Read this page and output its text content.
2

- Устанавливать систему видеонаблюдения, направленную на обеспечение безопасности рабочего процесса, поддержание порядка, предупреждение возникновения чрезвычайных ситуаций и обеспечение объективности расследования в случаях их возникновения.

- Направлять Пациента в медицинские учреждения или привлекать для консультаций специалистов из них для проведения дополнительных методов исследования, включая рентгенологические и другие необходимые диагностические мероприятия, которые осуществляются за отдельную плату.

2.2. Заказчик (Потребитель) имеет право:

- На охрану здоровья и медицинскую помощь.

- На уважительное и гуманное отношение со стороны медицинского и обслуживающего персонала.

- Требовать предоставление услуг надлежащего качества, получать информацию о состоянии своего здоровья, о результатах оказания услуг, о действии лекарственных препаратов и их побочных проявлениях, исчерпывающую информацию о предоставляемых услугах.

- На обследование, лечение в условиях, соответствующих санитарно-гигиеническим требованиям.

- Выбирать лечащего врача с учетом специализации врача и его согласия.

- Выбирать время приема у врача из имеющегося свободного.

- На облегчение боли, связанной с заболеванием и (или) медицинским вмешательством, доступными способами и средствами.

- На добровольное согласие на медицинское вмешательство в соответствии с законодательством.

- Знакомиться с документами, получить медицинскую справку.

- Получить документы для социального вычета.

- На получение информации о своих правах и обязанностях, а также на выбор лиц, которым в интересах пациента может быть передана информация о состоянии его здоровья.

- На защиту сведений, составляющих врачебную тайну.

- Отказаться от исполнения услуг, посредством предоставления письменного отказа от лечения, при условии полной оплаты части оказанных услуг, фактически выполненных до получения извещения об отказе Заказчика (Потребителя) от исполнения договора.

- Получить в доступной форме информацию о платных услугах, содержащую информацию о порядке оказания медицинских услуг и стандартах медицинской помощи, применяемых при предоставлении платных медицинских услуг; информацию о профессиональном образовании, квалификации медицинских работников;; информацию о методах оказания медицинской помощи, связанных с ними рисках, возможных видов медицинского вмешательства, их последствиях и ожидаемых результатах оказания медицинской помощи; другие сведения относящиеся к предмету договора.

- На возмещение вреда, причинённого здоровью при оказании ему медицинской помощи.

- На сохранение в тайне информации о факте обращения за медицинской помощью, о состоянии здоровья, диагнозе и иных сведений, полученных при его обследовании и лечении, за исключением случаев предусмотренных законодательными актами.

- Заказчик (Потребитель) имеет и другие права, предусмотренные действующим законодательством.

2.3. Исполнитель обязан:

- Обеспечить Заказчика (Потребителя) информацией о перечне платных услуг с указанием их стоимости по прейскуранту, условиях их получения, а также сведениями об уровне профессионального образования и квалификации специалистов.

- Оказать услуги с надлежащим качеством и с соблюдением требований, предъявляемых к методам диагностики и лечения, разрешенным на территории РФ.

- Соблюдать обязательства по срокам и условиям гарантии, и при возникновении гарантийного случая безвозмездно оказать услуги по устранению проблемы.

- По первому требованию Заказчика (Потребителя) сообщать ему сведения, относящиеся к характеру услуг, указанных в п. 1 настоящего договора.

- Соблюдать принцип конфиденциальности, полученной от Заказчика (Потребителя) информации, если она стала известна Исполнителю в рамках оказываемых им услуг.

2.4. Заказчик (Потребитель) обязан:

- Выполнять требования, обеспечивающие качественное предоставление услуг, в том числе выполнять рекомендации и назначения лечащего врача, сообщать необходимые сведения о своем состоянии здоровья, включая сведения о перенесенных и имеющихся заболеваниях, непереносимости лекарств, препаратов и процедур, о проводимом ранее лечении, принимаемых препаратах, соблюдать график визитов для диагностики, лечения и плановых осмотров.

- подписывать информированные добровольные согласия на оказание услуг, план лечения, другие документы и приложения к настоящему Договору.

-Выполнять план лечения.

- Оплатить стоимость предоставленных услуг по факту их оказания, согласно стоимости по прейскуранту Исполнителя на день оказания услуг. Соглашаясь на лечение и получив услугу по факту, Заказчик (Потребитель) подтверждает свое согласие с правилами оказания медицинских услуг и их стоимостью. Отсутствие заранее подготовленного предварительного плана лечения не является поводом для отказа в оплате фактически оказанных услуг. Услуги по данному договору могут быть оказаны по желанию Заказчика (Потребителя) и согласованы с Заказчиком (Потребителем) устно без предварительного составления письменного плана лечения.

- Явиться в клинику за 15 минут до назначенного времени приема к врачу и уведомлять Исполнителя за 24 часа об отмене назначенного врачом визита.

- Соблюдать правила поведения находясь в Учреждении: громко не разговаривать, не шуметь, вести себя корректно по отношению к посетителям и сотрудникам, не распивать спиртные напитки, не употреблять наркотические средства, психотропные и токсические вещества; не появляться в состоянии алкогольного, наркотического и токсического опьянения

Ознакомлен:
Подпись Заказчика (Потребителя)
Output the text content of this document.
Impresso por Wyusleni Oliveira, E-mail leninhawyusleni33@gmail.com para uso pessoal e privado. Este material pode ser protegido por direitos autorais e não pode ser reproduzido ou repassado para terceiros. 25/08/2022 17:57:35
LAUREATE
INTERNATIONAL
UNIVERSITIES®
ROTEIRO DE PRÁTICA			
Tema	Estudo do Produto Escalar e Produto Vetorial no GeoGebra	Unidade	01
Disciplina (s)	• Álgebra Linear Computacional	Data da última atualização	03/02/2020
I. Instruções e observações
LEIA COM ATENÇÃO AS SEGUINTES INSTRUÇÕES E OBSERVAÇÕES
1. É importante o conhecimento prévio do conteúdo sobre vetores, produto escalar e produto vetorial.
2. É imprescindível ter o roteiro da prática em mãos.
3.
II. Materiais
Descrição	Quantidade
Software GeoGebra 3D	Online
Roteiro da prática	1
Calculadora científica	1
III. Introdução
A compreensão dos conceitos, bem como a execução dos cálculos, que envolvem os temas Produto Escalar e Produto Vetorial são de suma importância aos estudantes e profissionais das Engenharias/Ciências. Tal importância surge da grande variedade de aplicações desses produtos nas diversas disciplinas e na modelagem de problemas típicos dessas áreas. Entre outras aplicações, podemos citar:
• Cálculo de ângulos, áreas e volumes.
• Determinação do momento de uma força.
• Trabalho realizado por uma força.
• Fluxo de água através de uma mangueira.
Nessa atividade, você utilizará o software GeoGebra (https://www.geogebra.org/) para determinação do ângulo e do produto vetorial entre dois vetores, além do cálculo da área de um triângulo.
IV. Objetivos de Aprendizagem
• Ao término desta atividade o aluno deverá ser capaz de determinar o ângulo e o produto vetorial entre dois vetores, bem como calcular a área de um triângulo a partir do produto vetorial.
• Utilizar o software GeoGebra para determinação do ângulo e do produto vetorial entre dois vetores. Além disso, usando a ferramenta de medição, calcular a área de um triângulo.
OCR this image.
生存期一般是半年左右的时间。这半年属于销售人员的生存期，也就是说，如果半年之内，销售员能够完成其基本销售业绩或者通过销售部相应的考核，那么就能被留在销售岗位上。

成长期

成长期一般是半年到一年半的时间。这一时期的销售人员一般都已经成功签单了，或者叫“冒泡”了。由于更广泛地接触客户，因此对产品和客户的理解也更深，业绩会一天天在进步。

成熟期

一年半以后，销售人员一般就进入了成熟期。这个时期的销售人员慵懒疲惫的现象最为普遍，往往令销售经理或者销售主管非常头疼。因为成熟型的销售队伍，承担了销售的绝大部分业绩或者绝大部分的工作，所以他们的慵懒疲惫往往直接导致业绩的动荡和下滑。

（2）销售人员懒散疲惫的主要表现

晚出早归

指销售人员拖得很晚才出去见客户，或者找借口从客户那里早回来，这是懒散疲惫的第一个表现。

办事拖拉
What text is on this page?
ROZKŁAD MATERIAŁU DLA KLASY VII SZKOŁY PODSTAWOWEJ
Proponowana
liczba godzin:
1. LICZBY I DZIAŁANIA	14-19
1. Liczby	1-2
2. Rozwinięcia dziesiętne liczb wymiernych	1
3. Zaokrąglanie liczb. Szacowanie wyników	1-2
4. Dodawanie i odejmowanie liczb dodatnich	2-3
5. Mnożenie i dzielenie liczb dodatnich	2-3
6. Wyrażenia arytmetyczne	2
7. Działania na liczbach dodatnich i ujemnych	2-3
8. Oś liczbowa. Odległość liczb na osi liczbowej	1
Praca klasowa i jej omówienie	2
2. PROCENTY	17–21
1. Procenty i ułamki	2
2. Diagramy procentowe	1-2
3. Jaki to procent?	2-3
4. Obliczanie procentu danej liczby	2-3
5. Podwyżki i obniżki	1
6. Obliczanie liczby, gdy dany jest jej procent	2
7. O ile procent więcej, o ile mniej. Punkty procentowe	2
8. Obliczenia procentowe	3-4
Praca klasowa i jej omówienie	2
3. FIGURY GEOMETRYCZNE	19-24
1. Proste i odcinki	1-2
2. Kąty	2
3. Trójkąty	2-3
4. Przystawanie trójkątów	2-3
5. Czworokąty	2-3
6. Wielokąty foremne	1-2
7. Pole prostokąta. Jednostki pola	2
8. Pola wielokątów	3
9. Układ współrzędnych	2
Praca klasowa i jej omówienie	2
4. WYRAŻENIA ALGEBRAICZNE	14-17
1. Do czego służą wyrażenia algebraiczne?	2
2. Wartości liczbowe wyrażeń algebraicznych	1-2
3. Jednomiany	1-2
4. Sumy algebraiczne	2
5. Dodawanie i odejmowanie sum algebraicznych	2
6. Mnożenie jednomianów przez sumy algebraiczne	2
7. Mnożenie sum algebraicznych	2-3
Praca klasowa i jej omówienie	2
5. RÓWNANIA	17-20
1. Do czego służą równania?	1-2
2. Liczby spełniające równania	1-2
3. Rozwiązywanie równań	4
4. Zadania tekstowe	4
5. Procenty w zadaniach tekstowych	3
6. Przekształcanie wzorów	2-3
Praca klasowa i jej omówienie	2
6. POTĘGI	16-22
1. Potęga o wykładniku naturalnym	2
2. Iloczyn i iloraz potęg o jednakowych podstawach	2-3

*Task requirements*
Copy out every line of the listing that includes the string "специалистов".

*Response to this exercise*
- Направлять Пациента в медицинские учреждения или привлекать для консультаций специалистов из них для проведения дополнительных методов исследования, включая рентгенологические и другие необходимые диагностические мероприятия, которые осуществляются за отдельную плату.
- Обеспечить Заказчика (Потребителя) информацией о перечне платных услуг с указанием их стоимости по прейскуранту, условиях их получения, а также сведениями об уровне профессионального образования и квалификации специалистов.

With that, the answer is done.